--- Start of Information provided ---

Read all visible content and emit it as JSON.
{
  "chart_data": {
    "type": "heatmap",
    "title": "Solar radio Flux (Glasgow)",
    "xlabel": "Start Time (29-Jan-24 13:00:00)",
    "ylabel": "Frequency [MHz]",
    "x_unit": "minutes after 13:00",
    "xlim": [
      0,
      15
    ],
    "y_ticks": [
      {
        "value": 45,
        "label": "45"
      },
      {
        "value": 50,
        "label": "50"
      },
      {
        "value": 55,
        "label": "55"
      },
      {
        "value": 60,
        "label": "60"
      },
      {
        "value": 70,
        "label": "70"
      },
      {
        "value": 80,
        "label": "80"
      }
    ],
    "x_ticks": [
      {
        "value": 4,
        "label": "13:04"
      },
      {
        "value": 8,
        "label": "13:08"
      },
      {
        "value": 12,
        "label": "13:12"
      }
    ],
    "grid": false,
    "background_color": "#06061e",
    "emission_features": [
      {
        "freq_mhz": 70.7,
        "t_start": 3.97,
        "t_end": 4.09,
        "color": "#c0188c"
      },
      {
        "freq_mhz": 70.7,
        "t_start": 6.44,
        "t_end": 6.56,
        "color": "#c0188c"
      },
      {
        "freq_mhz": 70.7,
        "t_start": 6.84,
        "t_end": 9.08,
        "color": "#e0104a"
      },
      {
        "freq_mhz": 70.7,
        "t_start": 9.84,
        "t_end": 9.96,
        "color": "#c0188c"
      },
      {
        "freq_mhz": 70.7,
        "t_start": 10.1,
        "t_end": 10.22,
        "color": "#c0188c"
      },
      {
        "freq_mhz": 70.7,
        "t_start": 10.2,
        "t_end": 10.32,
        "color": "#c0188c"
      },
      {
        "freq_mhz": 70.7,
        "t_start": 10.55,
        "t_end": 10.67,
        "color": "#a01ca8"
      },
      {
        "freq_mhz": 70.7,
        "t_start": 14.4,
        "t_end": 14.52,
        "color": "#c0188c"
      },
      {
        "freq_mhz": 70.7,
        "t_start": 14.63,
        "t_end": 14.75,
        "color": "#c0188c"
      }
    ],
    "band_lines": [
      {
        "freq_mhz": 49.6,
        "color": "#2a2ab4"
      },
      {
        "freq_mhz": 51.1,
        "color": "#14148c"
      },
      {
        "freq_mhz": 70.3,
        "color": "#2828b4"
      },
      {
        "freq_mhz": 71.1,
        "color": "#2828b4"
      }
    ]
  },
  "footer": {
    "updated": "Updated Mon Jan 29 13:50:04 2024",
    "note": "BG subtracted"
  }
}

--- End of Information provided ---

> To be done
Extract the complete listing verbatim.

> Task answer
Read all visible content and emit it as JSON.
{
  "chart_data": {
    "type": "heatmap",
    "title": "Solar radio Flux (Glasgow)",
    "xlabel": "Start Time (29-Jan-24 13:00:00)",
    "ylabel": "Frequency [MHz]",
    "x_unit": "minutes after 13:00",
    "xlim": [
      0,
      15
    ],
    "y_ticks": [
      {
        "value": 45,
        "label": "45"
      },
      {
        "value": 50,
        "label": "50"
      },
      {
        "value": 55,
        "label": "55"
      },
      {
        "value": 60,
        "label": "60"
      },
      {
        "value": 70,
        "label": "70"
      },
      {
        "value": 80,
        "label": "80"
      }
    ],
    "x_ticks": [
      {
        "value": 4,
        "label": "13:04"
      },
      {
        "value": 8,
        "label": "13:08"
      },
      {
        "value": 12,
        "label": "13:12"
      }
    ],
    "grid": false,
    "background_color": "#06061e",
    "emission_features": [
      {
        "freq_mhz": 70.7,
        "t_start": 3.97,
        "t_end": 4.09,
        "color": "#c0188c"
      },
      {
        "freq_mhz": 70.7,
        "t_start": 6.44,
        "t_end": 6.56,
        "color": "#c0188c"
      },
      {
        "freq_mhz": 70.7,
        "t_start": 6.84,
        "t_end": 9.08,
        "color": "#e0104a"
      },
      {
        "freq_mhz": 70.7,
        "t_start": 9.84,
        "t_end": 9.96,
        "color": "#c0188c"
      },
      {
        "freq_mhz": 70.7,
        "t_start": 10.1,
        "t_end": 10.22,
        "color": "#c0188c"
      },
      {
        "freq_mhz": 70.7,
        "t_start": 10.2,
        "t_end": 10.32,
        "color": "#c0188c"
      },
      {
        "freq_mhz": 70.7,
        "t_start": 10.55,
        "t_end": 10.67,
        "color": "#a01ca8"
      },
      {
        "freq_mhz": 70.7,
        "t_start": 14.4,
        "t_end": 14.52,
        "color": "#c0188c"
      },
      {
        "freq_mhz": 70.7,
        "t_start": 14.63,
        "t_end": 14.75,
        "color": "#c0188c"
      }
    ],
    "band_lines": [
      {
        "freq_mhz": 49.6,
        "color": "#2a2ab4"
      },
      {
        "freq_mhz": 51.1,
        "color": "#14148c"
      },
      {
        "freq_mhz": 70.3,
        "color": "#2828b4"
      },
      {
        "freq_mhz": 71.1,
        "color": "#2828b4"
      }
    ]
  },
  "footer": {
    "updated": "Updated Mon Jan 29 13:50:04 2024",
    "note": "BG subtracted"
  }
}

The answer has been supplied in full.